### Problem
Could you put every line of the items below into a Markdown table with the columns Row and Line, numbering each row, skipping blank lines and leaving out the pictures?
───── Given records
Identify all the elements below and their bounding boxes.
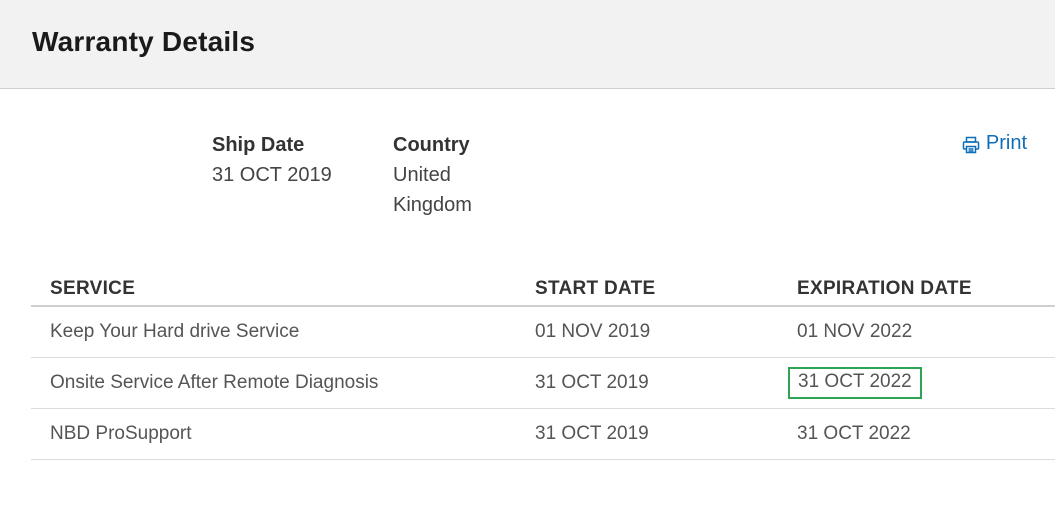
ship-date-value: 31 OCT 2019 <box>212 164 332 186</box>
table-header-row: SERVICE START DATE EXPIRATION DATE <box>31 272 1055 307</box>
expiration-date-cell: 31 OCT 2022 <box>797 408 1055 460</box>
country-value: United Kingdom <box>393 164 472 216</box>
expiration-date-cell: 01 NOV 2022 <box>797 306 1055 358</box>
warranty-table: SERVICE START DATE EXPIRATION DATE Keep … <box>31 272 1055 460</box>
expiration-date-cell: 31 OCT 2022 <box>788 357 1055 409</box>
country-block: Country United Kingdom <box>393 132 513 220</box>
header-start-date: START DATE <box>535 272 797 307</box>
page-header: Warranty Details <box>0 0 1055 89</box>
header-service: SERVICE <box>31 272 535 307</box>
expiration-highlight: 31 OCT 2022 <box>788 366 922 399</box>
service-cell: NBD ProSupport <box>31 408 535 460</box>
table-row: Onsite Service After Remote Diagnosis 31… <box>31 357 1055 409</box>
ship-date-block: Ship Date 31 OCT 2019 <box>212 132 332 190</box>
start-date-cell: 01 NOV 2019 <box>535 306 797 358</box>
table-row: Keep Your Hard drive Service 01 NOV 2019… <box>31 306 1055 358</box>
service-cell: Onsite Service After Remote Diagnosis <box>31 357 535 409</box>
print-label: Print <box>985 132 1027 154</box>
start-date-cell: 31 OCT 2019 <box>535 357 797 409</box>
ship-date-label: Ship Date <box>212 134 305 156</box>
print-link[interactable]: Print <box>962 132 1027 155</box>
table-row: NBD ProSupport 31 OCT 2019 31 OCT 2022 <box>31 408 1055 460</box>
page-title: Warranty Details <box>32 26 256 57</box>
printer-icon <box>962 134 980 154</box>
start-date-cell: 31 OCT 2019 <box>535 408 797 460</box>
header-expiration-date: EXPIRATION DATE <box>797 272 1055 307</box>
country-label: Country <box>393 134 470 156</box>
service-cell: Keep Your Hard drive Service <box>31 306 535 358</box>
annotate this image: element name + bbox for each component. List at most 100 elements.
──────────
### Finished answer
| Row | Line |
|---|---|
| 1 | Identify all the elements below and their bounding boxes. |
| 2 | ship-date-value: 31 OCT 2019 <box>212 164 332 186</box> |
| 3 | table-header-row: SERVICE START DATE EXPIRATION DATE <box>31 272 1055 307</box> |
| 4 | expiration-date-cell: 31 OCT 2022 <box>797 408 1055 460</box> |
| 5 | country-value: United Kingdom <box>393 164 472 216</box> |
| 6 | expiration-date-cell: 01 NOV 2022 <box>797 306 1055 358</box> |
| 7 | warranty-table: SERVICE START DATE EXPIRATION DATE Keep … <box>31 272 1055 460</box> |
| 8 | expiration-date-cell: 31 OCT 2022 <box>788 357 1055 409</box> |
| 9 | country-block: Country United Kingdom <box>393 132 513 220</box> |
| 10 | header-start-date: START DATE <box>535 272 797 307</box> |
| 11 | page-header: Warranty Details <box>0 0 1055 89</box> |
| 12 | header-service: SERVICE <box>31 272 535 307</box> |
| 13 | expiration-highlight: 31 OCT 2022 <box>788 366 922 399</box> |
| 14 | service-cell: NBD ProSupport <box>31 408 535 460</box> |
| 15 | table-row: Onsite Service After Remote Diagnosis 31… <box>31 357 1055 409</box> |
| 16 | ship-date-block: Ship Date 31 OCT 2019 <box>212 132 332 190</box> |
| 17 | start-date-cell: 01 NOV 2019 <box>535 306 797 358</box> |
| 18 | table-row: Keep Your Hard drive Service 01 NOV 2019… <box>31 306 1055 358</box> |
| 19 | service-cell: Onsite Service After Remote Diagnosis <box>31 357 535 409</box> |
| 20 | print-label: Print <box>985 132 1027 154</box> |
| 21 | start-date-cell: 31 OCT 2019 <box>535 357 797 409</box> |
| 22 | ship-date-label: Ship Date <box>212 134 305 156</box> |
| 23 | print-link[interactable]: Print <box>962 132 1027 155</box> |
| 24 | table-row: NBD ProSupport 31 OCT 2019 31 OCT 2022 <box>31 408 1055 460</box> |
| 25 | page-title: Warranty Details <box>32 26 256 57</box> |
| 26 | printer-icon <box>962 134 980 154</box> |
| 27 | start-date-cell: 31 OCT 2019 <box>535 408 797 460</box> |
| 28 | header-expiration-date: EXPIRATION DATE <box>797 272 1055 307</box> |
| 29 | country-label: Country <box>393 134 470 156</box> |
| 30 | service-cell: Keep Your Hard drive Service <box>31 306 535 358</box> |
| 31 | annotate this image: element name + bbox for each component. List at most 100 elements. |